Figure collection entries:
________________________

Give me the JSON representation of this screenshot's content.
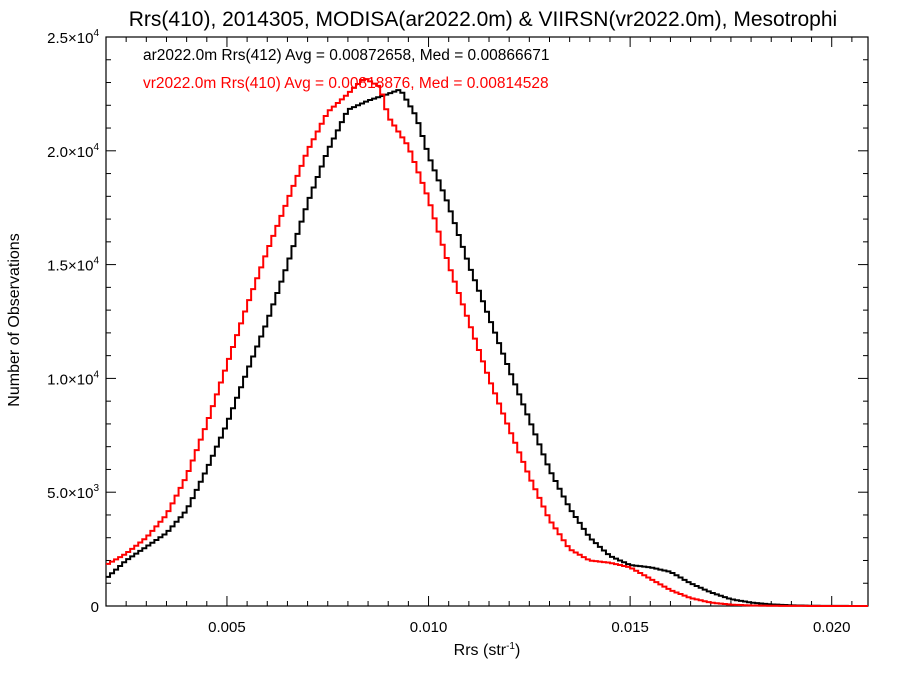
{
  "chart_data": {
    "type": "line",
    "title": "Rrs(410), 2014305, MODISA(ar2022.0m) & VIIRSN(vr2022.0m), Mesotrophi",
    "xlabel": "Rrs (str",
    "xlabel_sup": "-1",
    "xlabel_end": ")",
    "ylabel": "Number of Observations",
    "xlim": [
      0.002,
      0.0209
    ],
    "ylim": [
      0,
      25000
    ],
    "x_ticks": [
      {
        "value": 0.005,
        "label": "0.005"
      },
      {
        "value": 0.01,
        "label": "0.010"
      },
      {
        "value": 0.015,
        "label": "0.015"
      },
      {
        "value": 0.02,
        "label": "0.020"
      }
    ],
    "y_ticks": [
      {
        "value": 0,
        "mant": "0",
        "exp": ""
      },
      {
        "value": 5000,
        "mant": "5.0×10",
        "exp": "3"
      },
      {
        "value": 10000,
        "mant": "1.0×10",
        "exp": "4"
      },
      {
        "value": 15000,
        "mant": "1.5×10",
        "exp": "4"
      },
      {
        "value": 20000,
        "mant": "2.0×10",
        "exp": "4"
      },
      {
        "value": 25000,
        "mant": "2.5×10",
        "exp": "4"
      }
    ],
    "grid": false,
    "legend_position": "top-left",
    "series": [
      {
        "name": "ar2022.0m Rrs(412) Avg = 0.00872658, Med = 0.00866671",
        "color": "#000000",
        "x": [
          0.002,
          0.0025,
          0.003,
          0.0035,
          0.004,
          0.0045,
          0.005,
          0.0055,
          0.006,
          0.0065,
          0.007,
          0.0075,
          0.008,
          0.0085,
          0.009,
          0.0093,
          0.0097,
          0.01,
          0.0105,
          0.011,
          0.0115,
          0.012,
          0.0125,
          0.013,
          0.0135,
          0.014,
          0.0145,
          0.015,
          0.0155,
          0.016,
          0.0165,
          0.017,
          0.0175,
          0.018,
          0.0185,
          0.019,
          0.0195,
          0.02,
          0.0209
        ],
        "values": [
          1200,
          2000,
          2600,
          3200,
          4200,
          6000,
          8000,
          10300,
          12500,
          15000,
          17700,
          20000,
          21800,
          22200,
          22500,
          22700,
          21500,
          19800,
          17600,
          15000,
          12700,
          10400,
          8200,
          6000,
          4300,
          3000,
          2200,
          1800,
          1700,
          1500,
          1000,
          600,
          300,
          150,
          70,
          30,
          10,
          5,
          0
        ]
      },
      {
        "name": "vr2022.0m Rrs(410) Avg = 0.00818876, Med = 0.00814528",
        "color": "#ff0000",
        "x": [
          0.002,
          0.0025,
          0.003,
          0.0035,
          0.004,
          0.0045,
          0.005,
          0.0055,
          0.006,
          0.0065,
          0.007,
          0.0075,
          0.008,
          0.0084,
          0.0088,
          0.009,
          0.0095,
          0.01,
          0.0105,
          0.011,
          0.0115,
          0.012,
          0.0125,
          0.013,
          0.0135,
          0.014,
          0.0145,
          0.015,
          0.0155,
          0.016,
          0.0165,
          0.017,
          0.0175,
          0.018,
          0.0185,
          0.019,
          0.0195,
          0.02,
          0.0209
        ],
        "values": [
          1800,
          2300,
          3000,
          4000,
          5700,
          8000,
          10600,
          13200,
          15600,
          17800,
          20000,
          21700,
          22500,
          23200,
          22800,
          21500,
          20200,
          17900,
          15000,
          12500,
          10000,
          7800,
          5700,
          3800,
          2500,
          2000,
          1900,
          1700,
          1200,
          700,
          350,
          150,
          60,
          25,
          10,
          5,
          2,
          1,
          0
        ]
      }
    ]
  }
}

________________________

## Problem statement
List each line of the records that holds the string "name".

## Full answer
        "name": "ar2022.0m Rrs(412) Avg = 0.00872658, Med = 0.00866671",
        "name": "vr2022.0m Rrs(410) Avg = 0.00818876, Med = 0.00814528",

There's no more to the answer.